**PASSAGE GIVEN:**
To advance your more formal understanding of programming, a resource written using Python examples is [Think Python: How to Think Like a Computer Scientist](http://greenteapress.com/thinkpython/html/index.html).

I have also seen some people recommending [Learn Python the Hard Way](http://learnpythonthehardway.org/book/).

The canonical description of the design philosophy of the Python community can be found The Zen of Python. It can be accessed from within Python with the simple line:

In [1]:
import this

The Zen of Python, by Tim Peters

Beautiful is better than ugly.
Explicit is better than implicit.
Simple is better than complex.
Complex is better than complicated.
Flat is better than nested.
Sparse is better than dense.
Readability counts.
Special cases aren't special enough to break the rules.
Although practicality beats purity.
Errors should never pass silently.
Unless explicitly silenced.
In the face of ambiguity, refuse the temptation to guess.
There should be one-- and preferably only one --obvious way to do it.
Although that way may not be obvious at first unless you're Dutch.

**STATED PROBLEM 1:**
Reproduce the portion of the Python passage starting with "Beautiful is better" and going on through "temptation to guess.".

**DATA FOR THIS EXERCISE:**
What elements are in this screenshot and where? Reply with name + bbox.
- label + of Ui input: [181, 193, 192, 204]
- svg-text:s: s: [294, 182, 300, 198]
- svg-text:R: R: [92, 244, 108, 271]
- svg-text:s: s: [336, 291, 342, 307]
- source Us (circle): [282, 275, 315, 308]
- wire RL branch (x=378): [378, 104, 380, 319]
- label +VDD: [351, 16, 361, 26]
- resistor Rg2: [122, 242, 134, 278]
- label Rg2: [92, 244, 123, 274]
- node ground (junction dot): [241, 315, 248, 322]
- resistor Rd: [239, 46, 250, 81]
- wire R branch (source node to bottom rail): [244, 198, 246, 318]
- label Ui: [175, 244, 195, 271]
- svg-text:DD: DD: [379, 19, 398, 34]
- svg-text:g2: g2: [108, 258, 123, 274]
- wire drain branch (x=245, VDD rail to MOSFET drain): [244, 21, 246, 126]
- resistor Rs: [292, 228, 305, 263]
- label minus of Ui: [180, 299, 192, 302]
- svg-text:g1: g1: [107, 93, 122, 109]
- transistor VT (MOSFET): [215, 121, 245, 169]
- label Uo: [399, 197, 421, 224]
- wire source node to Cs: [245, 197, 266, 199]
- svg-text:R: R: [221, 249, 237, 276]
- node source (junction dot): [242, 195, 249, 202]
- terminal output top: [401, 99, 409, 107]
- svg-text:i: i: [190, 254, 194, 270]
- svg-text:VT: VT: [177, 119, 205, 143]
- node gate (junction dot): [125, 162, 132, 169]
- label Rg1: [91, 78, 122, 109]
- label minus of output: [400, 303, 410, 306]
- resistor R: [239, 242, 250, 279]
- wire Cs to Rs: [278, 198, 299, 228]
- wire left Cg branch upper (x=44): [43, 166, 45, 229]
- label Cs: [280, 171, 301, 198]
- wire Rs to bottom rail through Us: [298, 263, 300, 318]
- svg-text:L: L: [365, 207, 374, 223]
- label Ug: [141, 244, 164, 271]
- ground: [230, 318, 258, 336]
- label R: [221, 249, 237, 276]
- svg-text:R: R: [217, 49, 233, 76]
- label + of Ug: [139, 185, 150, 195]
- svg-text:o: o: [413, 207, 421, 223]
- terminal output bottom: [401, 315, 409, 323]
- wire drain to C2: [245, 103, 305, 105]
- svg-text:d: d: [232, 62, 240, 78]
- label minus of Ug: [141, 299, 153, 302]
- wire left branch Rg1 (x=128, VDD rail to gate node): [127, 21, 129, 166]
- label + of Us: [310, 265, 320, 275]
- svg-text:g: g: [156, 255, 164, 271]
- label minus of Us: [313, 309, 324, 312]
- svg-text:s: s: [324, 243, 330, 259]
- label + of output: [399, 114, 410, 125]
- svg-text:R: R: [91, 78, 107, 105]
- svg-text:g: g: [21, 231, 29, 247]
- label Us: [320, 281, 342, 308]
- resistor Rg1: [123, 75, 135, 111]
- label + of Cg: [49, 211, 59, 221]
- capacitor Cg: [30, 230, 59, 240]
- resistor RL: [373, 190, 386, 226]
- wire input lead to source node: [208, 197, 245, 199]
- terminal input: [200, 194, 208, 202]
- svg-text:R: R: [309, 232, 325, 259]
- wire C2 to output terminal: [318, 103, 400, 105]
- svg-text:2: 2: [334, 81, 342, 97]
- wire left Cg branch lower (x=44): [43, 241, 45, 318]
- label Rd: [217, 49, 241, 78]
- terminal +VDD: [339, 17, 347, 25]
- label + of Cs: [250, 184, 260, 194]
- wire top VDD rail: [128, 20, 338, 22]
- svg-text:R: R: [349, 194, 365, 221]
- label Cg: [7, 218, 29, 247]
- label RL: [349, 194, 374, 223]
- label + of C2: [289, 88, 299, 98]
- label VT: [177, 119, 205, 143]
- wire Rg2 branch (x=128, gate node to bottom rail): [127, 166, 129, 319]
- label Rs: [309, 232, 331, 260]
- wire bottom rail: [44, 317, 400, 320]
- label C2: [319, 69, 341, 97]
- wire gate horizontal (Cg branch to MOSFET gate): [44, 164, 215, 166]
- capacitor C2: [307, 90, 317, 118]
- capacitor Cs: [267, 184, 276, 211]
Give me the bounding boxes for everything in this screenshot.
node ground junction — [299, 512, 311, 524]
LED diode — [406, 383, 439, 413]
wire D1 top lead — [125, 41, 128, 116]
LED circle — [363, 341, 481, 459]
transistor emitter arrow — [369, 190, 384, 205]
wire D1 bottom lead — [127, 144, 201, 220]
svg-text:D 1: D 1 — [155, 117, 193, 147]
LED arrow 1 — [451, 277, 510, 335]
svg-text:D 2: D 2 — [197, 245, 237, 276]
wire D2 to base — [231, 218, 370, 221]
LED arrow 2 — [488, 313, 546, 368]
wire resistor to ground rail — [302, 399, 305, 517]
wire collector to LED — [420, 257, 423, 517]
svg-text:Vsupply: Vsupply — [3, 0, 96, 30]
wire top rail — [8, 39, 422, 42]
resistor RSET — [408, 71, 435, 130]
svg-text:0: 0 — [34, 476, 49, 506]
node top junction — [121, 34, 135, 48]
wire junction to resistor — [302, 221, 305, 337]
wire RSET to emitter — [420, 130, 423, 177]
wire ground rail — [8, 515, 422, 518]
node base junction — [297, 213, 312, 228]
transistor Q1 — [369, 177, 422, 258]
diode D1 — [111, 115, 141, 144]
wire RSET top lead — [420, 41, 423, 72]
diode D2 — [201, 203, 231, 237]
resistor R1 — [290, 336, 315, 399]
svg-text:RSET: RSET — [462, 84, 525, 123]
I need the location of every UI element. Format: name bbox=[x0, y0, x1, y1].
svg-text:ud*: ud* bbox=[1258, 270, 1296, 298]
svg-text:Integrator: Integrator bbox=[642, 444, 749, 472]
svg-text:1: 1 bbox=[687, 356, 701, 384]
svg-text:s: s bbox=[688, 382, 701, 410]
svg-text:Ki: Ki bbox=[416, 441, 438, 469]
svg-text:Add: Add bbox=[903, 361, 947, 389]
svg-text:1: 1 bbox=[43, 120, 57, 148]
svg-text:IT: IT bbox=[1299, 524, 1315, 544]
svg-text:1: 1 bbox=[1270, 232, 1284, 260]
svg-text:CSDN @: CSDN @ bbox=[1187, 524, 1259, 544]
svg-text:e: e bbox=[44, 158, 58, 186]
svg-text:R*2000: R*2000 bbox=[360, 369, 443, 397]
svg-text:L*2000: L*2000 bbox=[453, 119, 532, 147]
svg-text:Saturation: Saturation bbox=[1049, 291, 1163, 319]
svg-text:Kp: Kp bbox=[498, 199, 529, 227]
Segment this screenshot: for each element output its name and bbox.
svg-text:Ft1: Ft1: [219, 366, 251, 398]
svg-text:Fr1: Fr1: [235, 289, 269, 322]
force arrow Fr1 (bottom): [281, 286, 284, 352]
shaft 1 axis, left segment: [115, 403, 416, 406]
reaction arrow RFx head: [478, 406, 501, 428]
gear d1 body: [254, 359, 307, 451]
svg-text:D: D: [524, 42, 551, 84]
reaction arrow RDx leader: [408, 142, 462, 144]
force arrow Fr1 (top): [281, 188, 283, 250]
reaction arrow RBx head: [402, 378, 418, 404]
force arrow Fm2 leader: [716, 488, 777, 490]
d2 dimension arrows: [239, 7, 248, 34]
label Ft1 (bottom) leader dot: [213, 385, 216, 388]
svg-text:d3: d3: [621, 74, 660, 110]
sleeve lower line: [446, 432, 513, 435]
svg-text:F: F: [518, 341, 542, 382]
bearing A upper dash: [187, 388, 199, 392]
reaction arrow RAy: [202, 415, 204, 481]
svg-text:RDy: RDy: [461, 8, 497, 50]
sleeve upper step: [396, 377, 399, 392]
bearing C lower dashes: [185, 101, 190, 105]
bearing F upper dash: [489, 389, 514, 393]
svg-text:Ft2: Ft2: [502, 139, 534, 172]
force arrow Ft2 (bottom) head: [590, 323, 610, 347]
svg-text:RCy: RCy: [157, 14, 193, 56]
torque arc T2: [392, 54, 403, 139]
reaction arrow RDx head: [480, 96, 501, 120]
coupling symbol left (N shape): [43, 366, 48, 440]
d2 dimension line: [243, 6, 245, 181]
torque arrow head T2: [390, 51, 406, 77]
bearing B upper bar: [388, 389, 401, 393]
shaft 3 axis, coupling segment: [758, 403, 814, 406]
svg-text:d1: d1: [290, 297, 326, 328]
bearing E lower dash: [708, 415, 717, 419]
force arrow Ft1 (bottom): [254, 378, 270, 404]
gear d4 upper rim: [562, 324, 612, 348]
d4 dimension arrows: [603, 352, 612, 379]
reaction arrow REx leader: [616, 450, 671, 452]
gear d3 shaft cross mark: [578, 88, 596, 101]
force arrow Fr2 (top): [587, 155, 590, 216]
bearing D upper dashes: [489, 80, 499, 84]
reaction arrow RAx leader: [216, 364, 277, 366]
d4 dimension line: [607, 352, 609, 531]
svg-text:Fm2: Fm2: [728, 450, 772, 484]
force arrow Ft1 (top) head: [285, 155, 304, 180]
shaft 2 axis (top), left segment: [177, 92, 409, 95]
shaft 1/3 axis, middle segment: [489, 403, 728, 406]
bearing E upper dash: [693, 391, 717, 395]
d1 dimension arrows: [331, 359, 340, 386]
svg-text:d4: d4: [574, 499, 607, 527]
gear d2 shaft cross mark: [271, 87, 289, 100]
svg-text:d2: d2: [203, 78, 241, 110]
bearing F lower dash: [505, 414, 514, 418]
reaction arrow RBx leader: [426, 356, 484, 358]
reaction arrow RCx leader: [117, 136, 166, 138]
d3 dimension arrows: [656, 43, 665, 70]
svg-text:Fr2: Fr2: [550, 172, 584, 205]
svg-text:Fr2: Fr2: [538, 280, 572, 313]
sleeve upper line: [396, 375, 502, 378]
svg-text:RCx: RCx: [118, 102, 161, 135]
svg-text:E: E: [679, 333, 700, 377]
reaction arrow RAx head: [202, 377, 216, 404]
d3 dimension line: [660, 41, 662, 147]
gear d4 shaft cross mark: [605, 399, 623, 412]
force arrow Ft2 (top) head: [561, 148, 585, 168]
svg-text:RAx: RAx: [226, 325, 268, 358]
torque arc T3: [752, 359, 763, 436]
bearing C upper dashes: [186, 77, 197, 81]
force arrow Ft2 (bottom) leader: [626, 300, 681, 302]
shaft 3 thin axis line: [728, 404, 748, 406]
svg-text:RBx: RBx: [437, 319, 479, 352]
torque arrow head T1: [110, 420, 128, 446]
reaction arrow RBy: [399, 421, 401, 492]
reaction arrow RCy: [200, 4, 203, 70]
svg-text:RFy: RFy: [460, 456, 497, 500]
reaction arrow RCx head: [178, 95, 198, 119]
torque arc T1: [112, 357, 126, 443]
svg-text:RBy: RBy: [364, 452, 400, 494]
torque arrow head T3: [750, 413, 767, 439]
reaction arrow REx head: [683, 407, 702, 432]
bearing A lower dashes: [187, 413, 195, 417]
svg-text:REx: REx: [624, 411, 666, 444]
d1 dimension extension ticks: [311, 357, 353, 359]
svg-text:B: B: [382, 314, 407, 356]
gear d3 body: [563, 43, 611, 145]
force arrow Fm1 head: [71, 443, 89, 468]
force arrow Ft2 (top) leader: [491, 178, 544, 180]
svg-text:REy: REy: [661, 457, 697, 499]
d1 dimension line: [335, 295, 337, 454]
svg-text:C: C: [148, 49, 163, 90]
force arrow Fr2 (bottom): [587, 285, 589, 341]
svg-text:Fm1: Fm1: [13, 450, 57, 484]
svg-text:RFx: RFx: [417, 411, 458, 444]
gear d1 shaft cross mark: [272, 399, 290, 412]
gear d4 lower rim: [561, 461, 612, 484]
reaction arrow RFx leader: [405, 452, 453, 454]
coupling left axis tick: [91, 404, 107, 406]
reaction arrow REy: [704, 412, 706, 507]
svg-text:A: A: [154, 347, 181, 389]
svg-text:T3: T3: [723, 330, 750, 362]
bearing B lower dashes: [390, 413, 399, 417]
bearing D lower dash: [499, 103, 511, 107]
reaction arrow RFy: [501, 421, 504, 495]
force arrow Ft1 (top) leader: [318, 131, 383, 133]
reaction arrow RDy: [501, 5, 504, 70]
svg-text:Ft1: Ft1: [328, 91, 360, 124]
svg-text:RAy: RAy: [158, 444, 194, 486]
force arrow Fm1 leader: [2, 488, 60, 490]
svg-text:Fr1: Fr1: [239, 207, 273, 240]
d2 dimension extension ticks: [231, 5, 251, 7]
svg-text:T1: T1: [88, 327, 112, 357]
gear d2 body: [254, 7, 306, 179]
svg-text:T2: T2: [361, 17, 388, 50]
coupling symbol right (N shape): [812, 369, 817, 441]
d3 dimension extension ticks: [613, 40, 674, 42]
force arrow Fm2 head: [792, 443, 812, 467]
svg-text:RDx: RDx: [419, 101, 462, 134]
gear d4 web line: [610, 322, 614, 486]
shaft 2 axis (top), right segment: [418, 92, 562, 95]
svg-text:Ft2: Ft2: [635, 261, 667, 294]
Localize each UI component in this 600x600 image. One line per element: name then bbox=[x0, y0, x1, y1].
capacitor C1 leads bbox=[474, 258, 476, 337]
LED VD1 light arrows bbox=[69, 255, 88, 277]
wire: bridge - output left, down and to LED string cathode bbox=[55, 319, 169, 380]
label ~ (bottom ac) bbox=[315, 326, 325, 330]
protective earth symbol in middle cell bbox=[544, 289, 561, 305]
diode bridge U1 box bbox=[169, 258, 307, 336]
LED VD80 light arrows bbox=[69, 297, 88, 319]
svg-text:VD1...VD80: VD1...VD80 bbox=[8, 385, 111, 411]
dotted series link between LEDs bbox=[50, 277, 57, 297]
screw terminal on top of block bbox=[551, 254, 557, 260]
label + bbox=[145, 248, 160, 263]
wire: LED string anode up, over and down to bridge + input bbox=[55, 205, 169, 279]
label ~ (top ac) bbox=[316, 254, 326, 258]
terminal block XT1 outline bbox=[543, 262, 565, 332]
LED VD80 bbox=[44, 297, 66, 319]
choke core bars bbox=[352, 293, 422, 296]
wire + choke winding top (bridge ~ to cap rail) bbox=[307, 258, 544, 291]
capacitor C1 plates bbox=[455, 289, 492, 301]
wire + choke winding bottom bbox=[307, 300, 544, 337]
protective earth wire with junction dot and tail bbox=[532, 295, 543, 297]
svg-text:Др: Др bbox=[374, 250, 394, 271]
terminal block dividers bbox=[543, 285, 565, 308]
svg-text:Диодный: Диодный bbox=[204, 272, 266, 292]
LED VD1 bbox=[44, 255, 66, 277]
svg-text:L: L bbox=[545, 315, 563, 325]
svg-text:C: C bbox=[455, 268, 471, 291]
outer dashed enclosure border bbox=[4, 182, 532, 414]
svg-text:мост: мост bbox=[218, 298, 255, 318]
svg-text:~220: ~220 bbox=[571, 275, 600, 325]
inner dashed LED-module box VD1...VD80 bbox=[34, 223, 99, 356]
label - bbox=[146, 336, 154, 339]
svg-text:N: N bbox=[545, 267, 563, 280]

**STATED PROBLEM 2:**
Revise the records from their first line through the line containing "- label Rg1: [91, 78, 122, 109]", replacing "resistor" with "resistance" and leaving all else unchanged; give only those lines.

**TASK RESULT 1:**
Beautiful is better than ugly.
Explicit is better than implicit.
Simple is better than complex.
Complex is better than complicated.
Flat is better than nested.
Sparse is better than dense.
Readability counts.
Special cases aren't special enough to break the rules.
Although practicality beats purity.
Errors should never pass silently.
Unless explicitly silenced.
In the face of ambiguity, refuse the temptation to guess.

**TASK RESULT 2:**
What elements are in this screenshot and where? Reply with name + bbox.
- label + of Ui input: [181, 193, 192, 204]
- svg-text:s: s: [294, 182, 300, 198]
- svg-text:R: R: [92, 244, 108, 271]
- svg-text:s: s: [336, 291, 342, 307]
- source Us (circle): [282, 275, 315, 308]
- wire RL branch (x=378): [378, 104, 380, 319]
- label +VDD: [351, 16, 361, 26]
- resistance Rg2: [122, 242, 134, 278]
- label Rg2: [92, 244, 123, 274]
- node ground (junction dot): [241, 315, 248, 322]
- resistance Rd: [239, 46, 250, 81]
- wire R branch (source node to bottom rail): [244, 198, 246, 318]
- label Ui: [175, 244, 195, 271]
- svg-text:DD: DD: [379, 19, 398, 34]
- svg-text:g2: g2: [108, 258, 123, 274]
- wire drain branch (x=245, VDD rail to MOSFET drain): [244, 21, 246, 126]
- resistance Rs: [292, 228, 305, 263]
- label minus of Ui: [180, 299, 192, 302]
- svg-text:g1: g1: [107, 93, 122, 109]
- transistor VT (MOSFET): [215, 121, 245, 169]
- label Uo: [399, 197, 421, 224]
- wire source node to Cs: [245, 197, 266, 199]
- svg-text:R: R: [221, 249, 237, 276]
- node source (junction dot): [242, 195, 249, 202]
- terminal output top: [401, 99, 409, 107]
- svg-text:i: i: [190, 254, 194, 270]
- svg-text:VT: VT: [177, 119, 205, 143]
- node gate (junction dot): [125, 162, 132, 169]
- label Rg1: [91, 78, 122, 109]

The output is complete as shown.